SHORT PROBLEM
Extract the records below word for word and ignore the images.

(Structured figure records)
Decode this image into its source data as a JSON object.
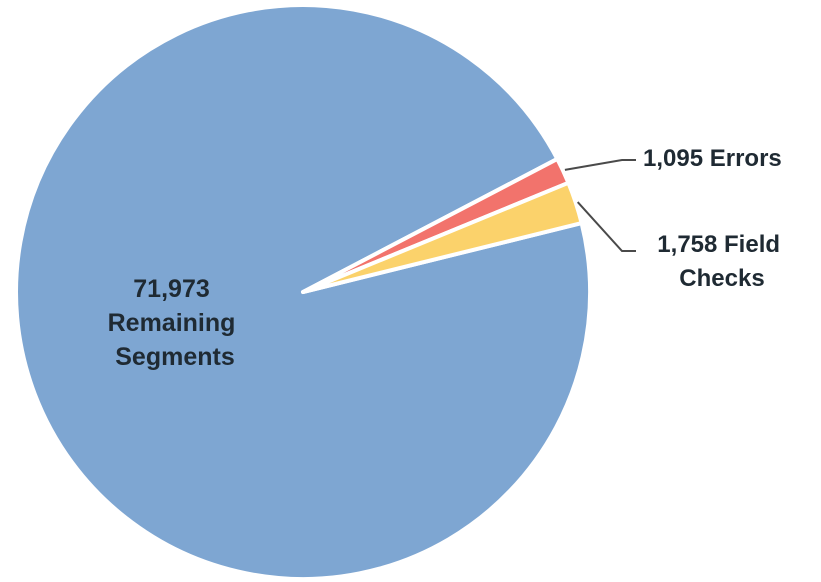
{
  "chart_data": {
    "type": "pie",
    "slices": [
      {
        "label_lines": [
          "71,973",
          "Remaining",
          "Segments"
        ],
        "value": 71973,
        "color": "#7ea6d2"
      },
      {
        "label_lines": [
          "1,095 Errors"
        ],
        "value": 1095,
        "color": "#f2736c"
      },
      {
        "label_lines": [
          "1,758 Field",
          "Checks"
        ],
        "value": 1758,
        "color": "#fbd26b"
      }
    ]
  }
}
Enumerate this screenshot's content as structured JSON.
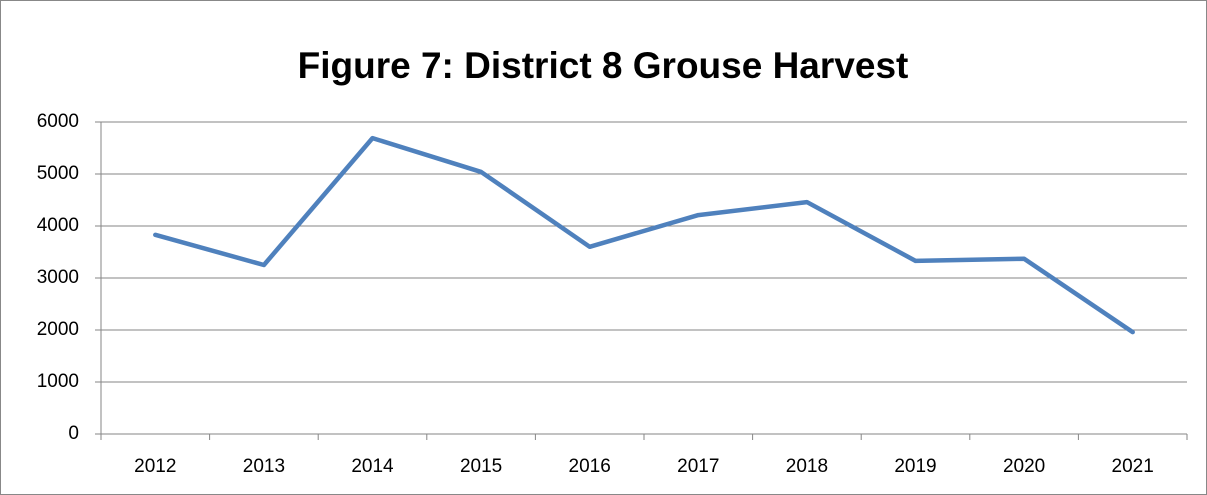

TASK OUTPUT
Decode this image into its source data as a JSON object.
{
  "chart_data": {
    "type": "pie",
    "slices": [
      {
        "label_lines": [
          "71,973",
          "Remaining",
          "Segments"
        ],
        "value": 71973,
        "color": "#7ea6d2"
      },
      {
        "label_lines": [
          "1,095 Errors"
        ],
        "value": 1095,
        "color": "#f2736c"
      },
      {
        "label_lines": [
          "1,758 Field",
          "Checks"
        ],
        "value": 1758,
        "color": "#fbd26b"
      }
    ]
  }
}
Enumerate this screenshot's content as structured JSON.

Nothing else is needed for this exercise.